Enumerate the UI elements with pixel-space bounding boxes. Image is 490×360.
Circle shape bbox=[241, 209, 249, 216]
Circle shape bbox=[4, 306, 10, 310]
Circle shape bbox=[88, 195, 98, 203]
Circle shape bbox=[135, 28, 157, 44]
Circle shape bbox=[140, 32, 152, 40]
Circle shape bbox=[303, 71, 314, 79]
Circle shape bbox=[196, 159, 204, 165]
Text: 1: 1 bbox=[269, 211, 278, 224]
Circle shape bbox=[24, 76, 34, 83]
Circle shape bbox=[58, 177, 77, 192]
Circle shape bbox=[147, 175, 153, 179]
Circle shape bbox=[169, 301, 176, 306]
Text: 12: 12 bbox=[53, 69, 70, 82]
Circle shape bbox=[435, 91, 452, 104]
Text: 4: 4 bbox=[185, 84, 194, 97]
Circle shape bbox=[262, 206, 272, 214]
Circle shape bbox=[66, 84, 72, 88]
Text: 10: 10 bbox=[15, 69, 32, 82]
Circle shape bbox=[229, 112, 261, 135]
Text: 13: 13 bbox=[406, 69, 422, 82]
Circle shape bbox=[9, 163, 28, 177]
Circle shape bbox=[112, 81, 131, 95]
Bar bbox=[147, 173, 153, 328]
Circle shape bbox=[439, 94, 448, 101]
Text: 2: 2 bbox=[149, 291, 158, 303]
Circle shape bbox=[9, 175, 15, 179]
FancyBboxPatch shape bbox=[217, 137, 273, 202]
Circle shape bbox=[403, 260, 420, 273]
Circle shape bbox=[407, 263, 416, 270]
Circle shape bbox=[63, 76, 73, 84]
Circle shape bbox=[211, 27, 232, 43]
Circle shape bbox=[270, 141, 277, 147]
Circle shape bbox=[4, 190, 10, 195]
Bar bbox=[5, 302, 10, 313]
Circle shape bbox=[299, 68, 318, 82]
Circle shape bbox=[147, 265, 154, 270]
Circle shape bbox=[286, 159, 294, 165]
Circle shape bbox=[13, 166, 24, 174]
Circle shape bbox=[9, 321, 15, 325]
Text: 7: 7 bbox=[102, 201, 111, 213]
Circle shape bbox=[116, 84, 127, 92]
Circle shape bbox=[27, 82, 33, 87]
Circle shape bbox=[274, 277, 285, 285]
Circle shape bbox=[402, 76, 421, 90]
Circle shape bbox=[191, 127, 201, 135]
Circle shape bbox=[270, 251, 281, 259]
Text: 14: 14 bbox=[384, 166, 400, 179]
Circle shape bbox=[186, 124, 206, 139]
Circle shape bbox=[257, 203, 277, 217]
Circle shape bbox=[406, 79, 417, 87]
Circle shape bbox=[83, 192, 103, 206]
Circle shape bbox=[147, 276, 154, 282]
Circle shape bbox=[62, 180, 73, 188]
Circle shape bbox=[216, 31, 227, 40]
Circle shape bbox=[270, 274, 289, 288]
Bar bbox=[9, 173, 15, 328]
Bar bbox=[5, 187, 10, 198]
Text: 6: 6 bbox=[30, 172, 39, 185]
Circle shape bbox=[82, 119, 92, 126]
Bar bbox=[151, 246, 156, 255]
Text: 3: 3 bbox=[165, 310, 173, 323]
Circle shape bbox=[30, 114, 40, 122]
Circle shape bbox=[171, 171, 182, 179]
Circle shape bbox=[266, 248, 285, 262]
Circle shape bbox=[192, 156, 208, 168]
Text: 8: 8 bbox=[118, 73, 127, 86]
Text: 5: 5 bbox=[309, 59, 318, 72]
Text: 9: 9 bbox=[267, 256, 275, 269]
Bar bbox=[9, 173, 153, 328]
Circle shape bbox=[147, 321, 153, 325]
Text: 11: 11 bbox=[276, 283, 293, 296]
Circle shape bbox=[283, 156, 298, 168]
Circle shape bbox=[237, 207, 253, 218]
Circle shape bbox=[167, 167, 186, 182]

* * *

### Task instructions
Can you update the lines above so that each "Circle shape" reads "Round marker" and everything else stays the same?

### Correct response
Enumerate the UI elements with pixel-space bounding boxes. Image is 490×360.
Round marker bbox=[241, 209, 249, 216]
Round marker bbox=[4, 306, 10, 310]
Round marker bbox=[88, 195, 98, 203]
Round marker bbox=[135, 28, 157, 44]
Round marker bbox=[140, 32, 152, 40]
Round marker bbox=[303, 71, 314, 79]
Round marker bbox=[196, 159, 204, 165]
Text: 1: 1 bbox=[269, 211, 278, 224]
Round marker bbox=[24, 76, 34, 83]
Round marker bbox=[58, 177, 77, 192]
Round marker bbox=[147, 175, 153, 179]
Round marker bbox=[169, 301, 176, 306]
Text: 12: 12 bbox=[53, 69, 70, 82]
Round marker bbox=[435, 91, 452, 104]
Text: 4: 4 bbox=[185, 84, 194, 97]
Round marker bbox=[262, 206, 272, 214]
Round marker bbox=[66, 84, 72, 88]
Text: 10: 10 bbox=[15, 69, 32, 82]
Round marker bbox=[229, 112, 261, 135]
Text: 13: 13 bbox=[406, 69, 422, 82]
Round marker bbox=[9, 163, 28, 177]
Round marker bbox=[112, 81, 131, 95]
Bar bbox=[147, 173, 153, 328]
Round marker bbox=[439, 94, 448, 101]
Text: 2: 2 bbox=[149, 291, 158, 303]
Round marker bbox=[9, 175, 15, 179]
FancyBboxPatch shape bbox=[217, 137, 273, 202]
Round marker bbox=[403, 260, 420, 273]
Round marker bbox=[407, 263, 416, 270]
Round marker bbox=[63, 76, 73, 84]
Round marker bbox=[211, 27, 232, 43]
Round marker bbox=[270, 141, 277, 147]
Round marker bbox=[4, 190, 10, 195]
Bar bbox=[5, 302, 10, 313]
Round marker bbox=[299, 68, 318, 82]
Round marker bbox=[147, 265, 154, 270]
Round marker bbox=[286, 159, 294, 165]
Round marker bbox=[13, 166, 24, 174]
Round marker bbox=[9, 321, 15, 325]
Text: 7: 7 bbox=[102, 201, 111, 213]
Round marker bbox=[116, 84, 127, 92]
Round marker bbox=[27, 82, 33, 87]
Round marker bbox=[274, 277, 285, 285]
Round marker bbox=[402, 76, 421, 90]
Round marker bbox=[191, 127, 201, 135]
Round marker bbox=[270, 251, 281, 259]
Text: 14: 14 bbox=[384, 166, 400, 179]
Round marker bbox=[186, 124, 206, 139]
Round marker bbox=[257, 203, 277, 217]
Round marker bbox=[406, 79, 417, 87]
Round marker bbox=[83, 192, 103, 206]
Round marker bbox=[147, 276, 154, 282]
Round marker bbox=[62, 180, 73, 188]
Round marker bbox=[216, 31, 227, 40]
Round marker bbox=[270, 274, 289, 288]
Bar bbox=[9, 173, 15, 328]
Bar bbox=[5, 187, 10, 198]
Text: 6: 6 bbox=[30, 172, 39, 185]
Round marker bbox=[82, 119, 92, 126]
Bar bbox=[151, 246, 156, 255]
Text: 3: 3 bbox=[165, 310, 173, 323]
Round marker bbox=[30, 114, 40, 122]
Round marker bbox=[171, 171, 182, 179]
Round marker bbox=[266, 248, 285, 262]
Round marker bbox=[192, 156, 208, 168]
Text: 8: 8 bbox=[118, 73, 127, 86]
Text: 5: 5 bbox=[309, 59, 318, 72]
Text: 9: 9 bbox=[267, 256, 275, 269]
Bar bbox=[9, 173, 153, 328]
Round marker bbox=[147, 321, 153, 325]
Text: 11: 11 bbox=[276, 283, 293, 296]
Round marker bbox=[283, 156, 298, 168]
Round marker bbox=[237, 207, 253, 218]
Round marker bbox=[167, 167, 186, 182]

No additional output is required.